— start of Rows —

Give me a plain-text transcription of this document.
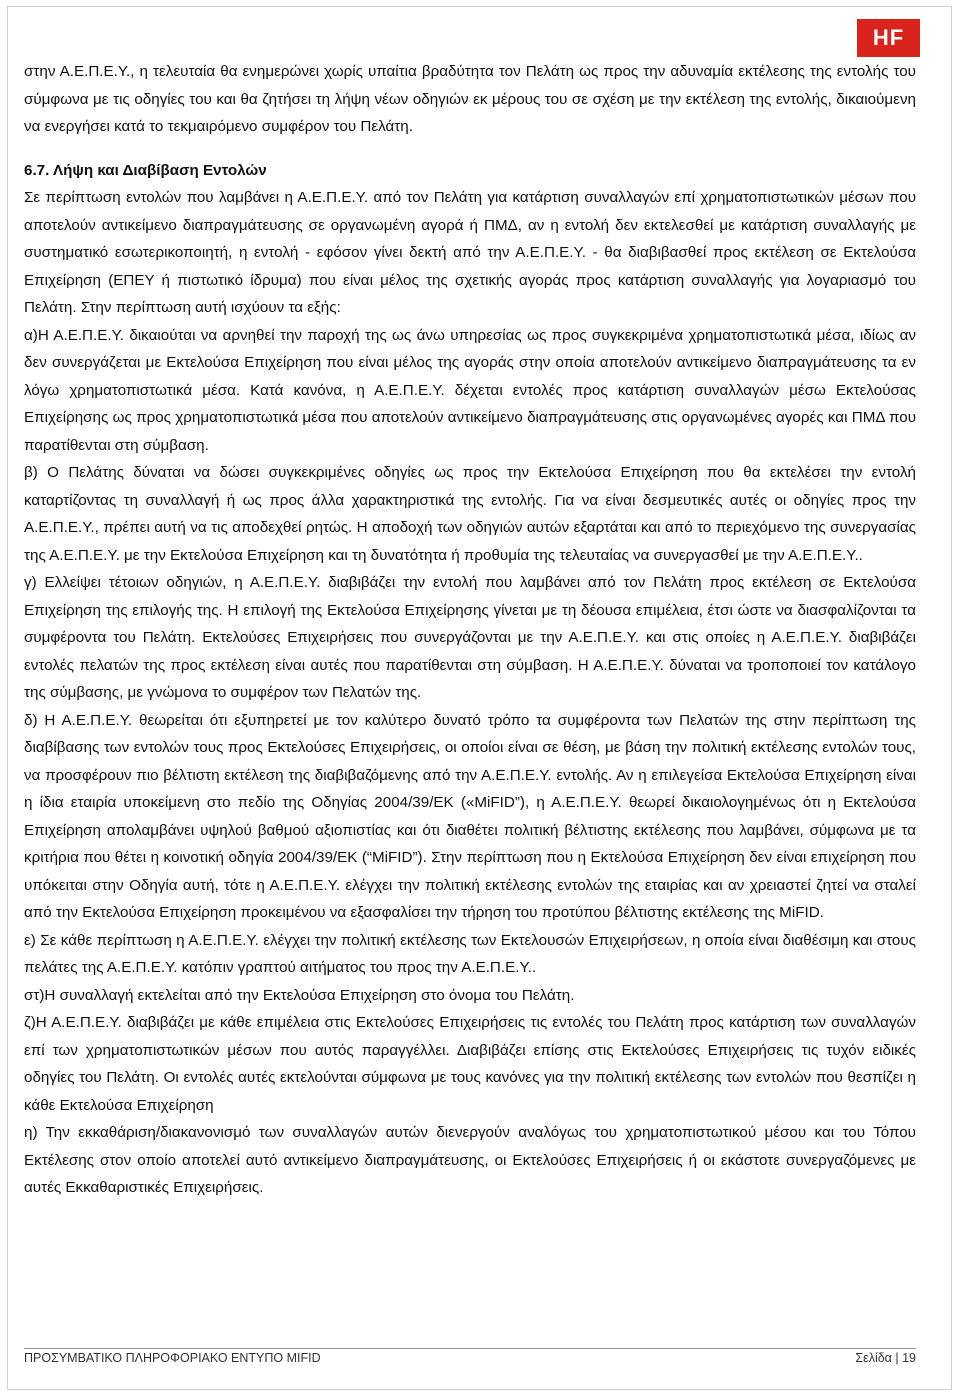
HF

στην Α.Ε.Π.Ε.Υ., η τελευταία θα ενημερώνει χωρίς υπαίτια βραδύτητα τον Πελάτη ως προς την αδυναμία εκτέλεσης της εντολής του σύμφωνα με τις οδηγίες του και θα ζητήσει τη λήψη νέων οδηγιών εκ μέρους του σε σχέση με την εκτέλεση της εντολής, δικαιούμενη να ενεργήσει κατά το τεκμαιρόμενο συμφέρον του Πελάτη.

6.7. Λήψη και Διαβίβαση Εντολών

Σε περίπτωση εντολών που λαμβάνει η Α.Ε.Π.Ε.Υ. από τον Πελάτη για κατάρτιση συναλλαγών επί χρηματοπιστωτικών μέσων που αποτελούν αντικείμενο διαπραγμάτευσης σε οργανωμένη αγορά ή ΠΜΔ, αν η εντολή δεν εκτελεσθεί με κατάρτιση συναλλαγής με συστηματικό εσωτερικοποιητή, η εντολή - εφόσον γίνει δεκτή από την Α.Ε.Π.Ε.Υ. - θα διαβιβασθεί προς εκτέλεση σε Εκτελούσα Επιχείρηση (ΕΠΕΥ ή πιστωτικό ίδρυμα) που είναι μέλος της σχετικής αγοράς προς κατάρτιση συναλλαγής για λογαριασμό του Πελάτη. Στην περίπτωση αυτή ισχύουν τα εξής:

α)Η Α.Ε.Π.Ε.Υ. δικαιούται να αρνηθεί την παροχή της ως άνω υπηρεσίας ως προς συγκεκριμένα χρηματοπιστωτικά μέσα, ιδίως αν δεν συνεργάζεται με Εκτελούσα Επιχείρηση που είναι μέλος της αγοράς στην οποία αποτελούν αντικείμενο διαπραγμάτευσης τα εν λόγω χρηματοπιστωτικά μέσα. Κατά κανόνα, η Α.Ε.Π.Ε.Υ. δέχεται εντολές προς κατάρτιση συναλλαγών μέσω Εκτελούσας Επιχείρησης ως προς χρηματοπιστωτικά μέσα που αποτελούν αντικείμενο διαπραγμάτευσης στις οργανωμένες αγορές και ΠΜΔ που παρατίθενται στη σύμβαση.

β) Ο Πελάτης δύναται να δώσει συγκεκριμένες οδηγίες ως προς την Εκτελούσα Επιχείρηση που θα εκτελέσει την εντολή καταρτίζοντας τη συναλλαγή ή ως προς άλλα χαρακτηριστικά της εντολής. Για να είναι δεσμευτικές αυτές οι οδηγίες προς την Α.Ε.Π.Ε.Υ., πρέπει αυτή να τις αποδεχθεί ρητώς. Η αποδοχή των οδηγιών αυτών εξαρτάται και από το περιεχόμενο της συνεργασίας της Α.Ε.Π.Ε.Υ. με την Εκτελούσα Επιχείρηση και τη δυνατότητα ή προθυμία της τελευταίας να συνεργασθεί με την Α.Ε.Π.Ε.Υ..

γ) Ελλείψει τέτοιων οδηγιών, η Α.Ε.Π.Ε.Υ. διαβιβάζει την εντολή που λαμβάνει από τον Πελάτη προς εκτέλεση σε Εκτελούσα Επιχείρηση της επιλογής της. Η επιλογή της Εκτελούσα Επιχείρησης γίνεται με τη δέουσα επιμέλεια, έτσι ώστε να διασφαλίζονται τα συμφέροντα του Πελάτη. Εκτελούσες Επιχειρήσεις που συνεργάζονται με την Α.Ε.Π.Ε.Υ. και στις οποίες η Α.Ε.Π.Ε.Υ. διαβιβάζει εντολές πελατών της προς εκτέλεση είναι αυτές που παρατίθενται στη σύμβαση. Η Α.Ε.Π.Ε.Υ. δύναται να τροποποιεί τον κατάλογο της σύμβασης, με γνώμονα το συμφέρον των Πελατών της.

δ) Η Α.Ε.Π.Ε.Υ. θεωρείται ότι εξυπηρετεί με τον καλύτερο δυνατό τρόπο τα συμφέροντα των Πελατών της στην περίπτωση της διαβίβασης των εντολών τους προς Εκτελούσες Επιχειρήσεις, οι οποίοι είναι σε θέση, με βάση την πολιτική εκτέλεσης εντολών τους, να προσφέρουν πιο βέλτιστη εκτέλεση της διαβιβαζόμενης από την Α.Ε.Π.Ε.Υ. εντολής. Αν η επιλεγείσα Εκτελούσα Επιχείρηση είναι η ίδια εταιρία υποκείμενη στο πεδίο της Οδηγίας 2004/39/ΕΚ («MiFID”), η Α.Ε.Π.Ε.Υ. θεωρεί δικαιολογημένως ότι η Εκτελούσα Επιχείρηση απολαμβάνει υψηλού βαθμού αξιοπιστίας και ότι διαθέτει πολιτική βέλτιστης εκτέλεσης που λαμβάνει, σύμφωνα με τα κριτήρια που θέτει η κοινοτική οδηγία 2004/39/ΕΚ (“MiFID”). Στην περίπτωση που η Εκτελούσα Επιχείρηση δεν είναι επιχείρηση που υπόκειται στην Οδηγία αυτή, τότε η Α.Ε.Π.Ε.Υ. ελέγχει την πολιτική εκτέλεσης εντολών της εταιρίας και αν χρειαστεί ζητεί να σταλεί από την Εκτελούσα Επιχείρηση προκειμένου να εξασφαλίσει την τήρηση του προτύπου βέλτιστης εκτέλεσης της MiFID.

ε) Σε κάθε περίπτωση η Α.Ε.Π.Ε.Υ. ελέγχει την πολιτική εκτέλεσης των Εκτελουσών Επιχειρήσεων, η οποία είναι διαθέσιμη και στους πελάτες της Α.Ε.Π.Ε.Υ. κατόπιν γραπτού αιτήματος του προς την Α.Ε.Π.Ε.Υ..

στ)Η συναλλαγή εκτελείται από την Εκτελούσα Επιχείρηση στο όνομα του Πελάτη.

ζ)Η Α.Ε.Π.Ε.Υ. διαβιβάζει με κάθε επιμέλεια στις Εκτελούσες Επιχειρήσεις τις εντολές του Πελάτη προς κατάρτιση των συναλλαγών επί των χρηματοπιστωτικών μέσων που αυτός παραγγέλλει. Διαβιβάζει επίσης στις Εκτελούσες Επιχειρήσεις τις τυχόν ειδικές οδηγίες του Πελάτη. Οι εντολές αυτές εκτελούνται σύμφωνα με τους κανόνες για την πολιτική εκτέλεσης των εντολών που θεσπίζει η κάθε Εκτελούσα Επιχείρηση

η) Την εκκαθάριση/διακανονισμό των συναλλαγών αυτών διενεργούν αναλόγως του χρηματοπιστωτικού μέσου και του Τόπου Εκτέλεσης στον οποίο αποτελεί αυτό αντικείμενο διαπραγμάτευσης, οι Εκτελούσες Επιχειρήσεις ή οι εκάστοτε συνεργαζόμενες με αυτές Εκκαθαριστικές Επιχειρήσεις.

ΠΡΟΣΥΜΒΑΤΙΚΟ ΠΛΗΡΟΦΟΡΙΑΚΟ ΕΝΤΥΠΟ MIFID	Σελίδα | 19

— end of Rows —

*Required work*
Search the records above for "οδηγιών". Copy each line where it is found.

*Output for this exercise*
στην Α.Ε.Π.Ε.Υ., η τελευταία θα ενημερώνει χωρίς υπαίτια βραδύτητα τον Πελάτη ως προς την αδυναμία εκτέλεσης της εντολής του σύμφωνα με τις οδηγίες του και θα ζητήσει τη λήψη νέων οδηγιών εκ μέρους του σε σχέση με την εκτέλεση της εντολής, δικαιούμενη να ενεργήσει κατά το τεκμαιρόμενο συμφέρον του Πελάτη.
β) Ο Πελάτης δύναται να δώσει συγκεκριμένες οδηγίες ως προς την Εκτελούσα Επιχείρηση που θα εκτελέσει την εντολή καταρτίζοντας τη συναλλαγή ή ως προς άλλα χαρακτηριστικά της εντολής. Για να είναι δεσμευτικές αυτές οι οδηγίες προς την Α.Ε.Π.Ε.Υ., πρέπει αυτή να τις αποδεχθεί ρητώς. Η αποδοχή των οδηγιών αυτών εξαρτάται και από το περιεχόμενο της συνεργασίας της Α.Ε.Π.Ε.Υ. με την Εκτελούσα Επιχείρηση και τη δυνατότητα ή προθυμία της τελευταίας να συνεργασθεί με την Α.Ε.Π.Ε.Υ..
γ) Ελλείψει τέτοιων οδηγιών, η Α.Ε.Π.Ε.Υ. διαβιβάζει την εντολή που λαμβάνει από τον Πελάτη προς εκτέλεση σε Εκτελούσα Επιχείρηση της επιλογής της. Η επιλογή της Εκτελούσα Επιχείρησης γίνεται με τη δέουσα επιμέλεια, έτσι ώστε να διασφαλίζονται τα συμφέροντα του Πελάτη. Εκτελούσες Επιχειρήσεις που συνεργάζονται με την Α.Ε.Π.Ε.Υ. και στις οποίες η Α.Ε.Π.Ε.Υ. διαβιβάζει εντολές πελατών της προς εκτέλεση είναι αυτές που παρατίθενται στη σύμβαση. Η Α.Ε.Π.Ε.Υ. δύναται να τροποποιεί τον κατάλογο της σύμβασης, με γνώμονα το συμφέρον των Πελατών της.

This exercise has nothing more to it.